EXERCISE PROMPT
Exclude the pictures, then repeat the remaining data exactly.

DATA TO USE
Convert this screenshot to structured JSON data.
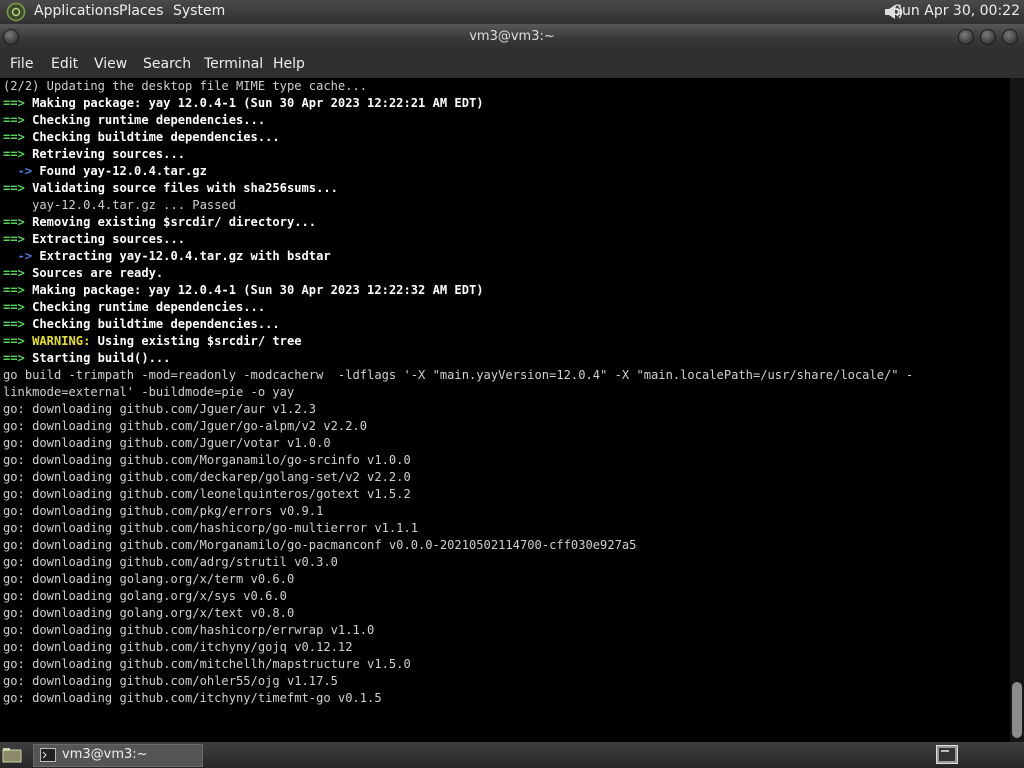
{
  "top_panel": {
    "menus": [
      "Applications",
      "Places",
      "System"
    ],
    "clock": "Sun Apr 30, 00:22"
  },
  "window": {
    "title": "vm3@vm3:~"
  },
  "menu_bar": [
    "File",
    "Edit",
    "View",
    "Search",
    "Terminal",
    "Help"
  ],
  "terminal": {
    "lines": [
      [
        {
          "t": "(2/2) Updating the desktop file MIME type cache..."
        }
      ],
      [
        {
          "t": "==>",
          "c": "arrow"
        },
        {
          "t": " Making package: yay 12.0.4-1 (Sun 30 Apr 2023 12:22:21 AM EDT)",
          "c": "bold"
        }
      ],
      [
        {
          "t": "==>",
          "c": "arrow"
        },
        {
          "t": " Checking runtime dependencies...",
          "c": "bold"
        }
      ],
      [
        {
          "t": "==>",
          "c": "arrow"
        },
        {
          "t": " Checking buildtime dependencies...",
          "c": "bold"
        }
      ],
      [
        {
          "t": "==>",
          "c": "arrow"
        },
        {
          "t": " Retrieving sources...",
          "c": "bold"
        }
      ],
      [
        {
          "t": "  ->",
          "c": "sub"
        },
        {
          "t": " Found yay-12.0.4.tar.gz",
          "c": "bold"
        }
      ],
      [
        {
          "t": "==>",
          "c": "arrow"
        },
        {
          "t": " Validating source files with sha256sums...",
          "c": "bold"
        }
      ],
      [
        {
          "t": "    yay-12.0.4.tar.gz ... Passed"
        }
      ],
      [
        {
          "t": "==>",
          "c": "arrow"
        },
        {
          "t": " Removing existing $srcdir/ directory...",
          "c": "bold"
        }
      ],
      [
        {
          "t": "==>",
          "c": "arrow"
        },
        {
          "t": " Extracting sources...",
          "c": "bold"
        }
      ],
      [
        {
          "t": "  ->",
          "c": "sub"
        },
        {
          "t": " Extracting yay-12.0.4.tar.gz with bsdtar",
          "c": "bold"
        }
      ],
      [
        {
          "t": "==>",
          "c": "arrow"
        },
        {
          "t": " Sources are ready.",
          "c": "bold"
        }
      ],
      [
        {
          "t": "==>",
          "c": "arrow"
        },
        {
          "t": " Making package: yay 12.0.4-1 (Sun 30 Apr 2023 12:22:32 AM EDT)",
          "c": "bold"
        }
      ],
      [
        {
          "t": "==>",
          "c": "arrow"
        },
        {
          "t": " Checking runtime dependencies...",
          "c": "bold"
        }
      ],
      [
        {
          "t": "==>",
          "c": "arrow"
        },
        {
          "t": " Checking buildtime dependencies...",
          "c": "bold"
        }
      ],
      [
        {
          "t": "==>",
          "c": "arrow"
        },
        {
          "t": " WARNING:",
          "c": "warn"
        },
        {
          "t": " Using existing $srcdir/ tree",
          "c": "bold"
        }
      ],
      [
        {
          "t": "==>",
          "c": "arrow"
        },
        {
          "t": " Starting build()...",
          "c": "bold"
        }
      ],
      [
        {
          "t": "go build -trimpath -mod=readonly -modcacherw  -ldflags '-X \"main.yayVersion=12.0.4\" -X \"main.localePath=/usr/share/locale/\" -"
        }
      ],
      [
        {
          "t": "linkmode=external' -buildmode=pie -o yay"
        }
      ],
      [
        {
          "t": "go: downloading github.com/Jguer/aur v1.2.3"
        }
      ],
      [
        {
          "t": "go: downloading github.com/Jguer/go-alpm/v2 v2.2.0"
        }
      ],
      [
        {
          "t": "go: downloading github.com/Jguer/votar v1.0.0"
        }
      ],
      [
        {
          "t": "go: downloading github.com/Morganamilo/go-srcinfo v1.0.0"
        }
      ],
      [
        {
          "t": "go: downloading github.com/deckarep/golang-set/v2 v2.2.0"
        }
      ],
      [
        {
          "t": "go: downloading github.com/leonelquinteros/gotext v1.5.2"
        }
      ],
      [
        {
          "t": "go: downloading github.com/pkg/errors v0.9.1"
        }
      ],
      [
        {
          "t": "go: downloading github.com/hashicorp/go-multierror v1.1.1"
        }
      ],
      [
        {
          "t": "go: downloading github.com/Morganamilo/go-pacmanconf v0.0.0-20210502114700-cff030e927a5"
        }
      ],
      [
        {
          "t": "go: downloading github.com/adrg/strutil v0.3.0"
        }
      ],
      [
        {
          "t": "go: downloading golang.org/x/term v0.6.0"
        }
      ],
      [
        {
          "t": "go: downloading golang.org/x/sys v0.6.0"
        }
      ],
      [
        {
          "t": "go: downloading golang.org/x/text v0.8.0"
        }
      ],
      [
        {
          "t": "go: downloading github.com/hashicorp/errwrap v1.1.0"
        }
      ],
      [
        {
          "t": "go: downloading github.com/itchyny/gojq v0.12.12"
        }
      ],
      [
        {
          "t": "go: downloading github.com/mitchellh/mapstructure v1.5.0"
        }
      ],
      [
        {
          "t": "go: downloading github.com/ohler55/ojg v1.17.5"
        }
      ],
      [
        {
          "t": "go: downloading github.com/itchyny/timefmt-go v0.1.5"
        }
      ]
    ]
  },
  "taskbar": {
    "task_label": "vm3@vm3:~"
  },
  "icons": {
    "apps": "gnome-foot-icon",
    "volume": "speaker-icon",
    "show_desktop": "desktop-icon",
    "task": "terminal-icon",
    "workspace": "workspace-switcher-icon"
  }
}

IN RESPONSE
Convert this screenshot to structured JSON data.
{
  "top_panel": {
    "menus": [
      "Applications",
      "Places",
      "System"
    ],
    "clock": "Sun Apr 30, 00:22"
  },
  "window": {
    "title": "vm3@vm3:~"
  },
  "menu_bar": [
    "File",
    "Edit",
    "View",
    "Search",
    "Terminal",
    "Help"
  ],
  "terminal": {
    "lines": [
      [
        {
          "t": "(2/2) Updating the desktop file MIME type cache..."
        }
      ],
      [
        {
          "t": "==>",
          "c": "arrow"
        },
        {
          "t": " Making package: yay 12.0.4-1 (Sun 30 Apr 2023 12:22:21 AM EDT)",
          "c": "bold"
        }
      ],
      [
        {
          "t": "==>",
          "c": "arrow"
        },
        {
          "t": " Checking runtime dependencies...",
          "c": "bold"
        }
      ],
      [
        {
          "t": "==>",
          "c": "arrow"
        },
        {
          "t": " Checking buildtime dependencies...",
          "c": "bold"
        }
      ],
      [
        {
          "t": "==>",
          "c": "arrow"
        },
        {
          "t": " Retrieving sources...",
          "c": "bold"
        }
      ],
      [
        {
          "t": "  ->",
          "c": "sub"
        },
        {
          "t": " Found yay-12.0.4.tar.gz",
          "c": "bold"
        }
      ],
      [
        {
          "t": "==>",
          "c": "arrow"
        },
        {
          "t": " Validating source files with sha256sums...",
          "c": "bold"
        }
      ],
      [
        {
          "t": "    yay-12.0.4.tar.gz ... Passed"
        }
      ],
      [
        {
          "t": "==>",
          "c": "arrow"
        },
        {
          "t": " Removing existing $srcdir/ directory...",
          "c": "bold"
        }
      ],
      [
        {
          "t": "==>",
          "c": "arrow"
        },
        {
          "t": " Extracting sources...",
          "c": "bold"
        }
      ],
      [
        {
          "t": "  ->",
          "c": "sub"
        },
        {
          "t": " Extracting yay-12.0.4.tar.gz with bsdtar",
          "c": "bold"
        }
      ],
      [
        {
          "t": "==>",
          "c": "arrow"
        },
        {
          "t": " Sources are ready.",
          "c": "bold"
        }
      ],
      [
        {
          "t": "==>",
          "c": "arrow"
        },
        {
          "t": " Making package: yay 12.0.4-1 (Sun 30 Apr 2023 12:22:32 AM EDT)",
          "c": "bold"
        }
      ],
      [
        {
          "t": "==>",
          "c": "arrow"
        },
        {
          "t": " Checking runtime dependencies...",
          "c": "bold"
        }
      ],
      [
        {
          "t": "==>",
          "c": "arrow"
        },
        {
          "t": " Checking buildtime dependencies...",
          "c": "bold"
        }
      ],
      [
        {
          "t": "==>",
          "c": "arrow"
        },
        {
          "t": " WARNING:",
          "c": "warn"
        },
        {
          "t": " Using existing $srcdir/ tree",
          "c": "bold"
        }
      ],
      [
        {
          "t": "==>",
          "c": "arrow"
        },
        {
          "t": " Starting build()...",
          "c": "bold"
        }
      ],
      [
        {
          "t": "go build -trimpath -mod=readonly -modcacherw  -ldflags '-X \"main.yayVersion=12.0.4\" -X \"main.localePath=/usr/share/locale/\" -"
        }
      ],
      [
        {
          "t": "linkmode=external' -buildmode=pie -o yay"
        }
      ],
      [
        {
          "t": "go: downloading github.com/Jguer/aur v1.2.3"
        }
      ],
      [
        {
          "t": "go: downloading github.com/Jguer/go-alpm/v2 v2.2.0"
        }
      ],
      [
        {
          "t": "go: downloading github.com/Jguer/votar v1.0.0"
        }
      ],
      [
        {
          "t": "go: downloading github.com/Morganamilo/go-srcinfo v1.0.0"
        }
      ],
      [
        {
          "t": "go: downloading github.com/deckarep/golang-set/v2 v2.2.0"
        }
      ],
      [
        {
          "t": "go: downloading github.com/leonelquinteros/gotext v1.5.2"
        }
      ],
      [
        {
          "t": "go: downloading github.com/pkg/errors v0.9.1"
        }
      ],
      [
        {
          "t": "go: downloading github.com/hashicorp/go-multierror v1.1.1"
        }
      ],
      [
        {
          "t": "go: downloading github.com/Morganamilo/go-pacmanconf v0.0.0-20210502114700-cff030e927a5"
        }
      ],
      [
        {
          "t": "go: downloading github.com/adrg/strutil v0.3.0"
        }
      ],
      [
        {
          "t": "go: downloading golang.org/x/term v0.6.0"
        }
      ],
      [
        {
          "t": "go: downloading golang.org/x/sys v0.6.0"
        }
      ],
      [
        {
          "t": "go: downloading golang.org/x/text v0.8.0"
        }
      ],
      [
        {
          "t": "go: downloading github.com/hashicorp/errwrap v1.1.0"
        }
      ],
      [
        {
          "t": "go: downloading github.com/itchyny/gojq v0.12.12"
        }
      ],
      [
        {
          "t": "go: downloading github.com/mitchellh/mapstructure v1.5.0"
        }
      ],
      [
        {
          "t": "go: downloading github.com/ohler55/ojg v1.17.5"
        }
      ],
      [
        {
          "t": "go: downloading github.com/itchyny/timefmt-go v0.1.5"
        }
      ]
    ]
  },
  "taskbar": {
    "task_label": "vm3@vm3:~"
  },
  "icons": {
    "apps": "gnome-foot-icon",
    "volume": "speaker-icon",
    "show_desktop": "desktop-icon",
    "task": "terminal-icon",
    "workspace": "workspace-switcher-icon"
  }
}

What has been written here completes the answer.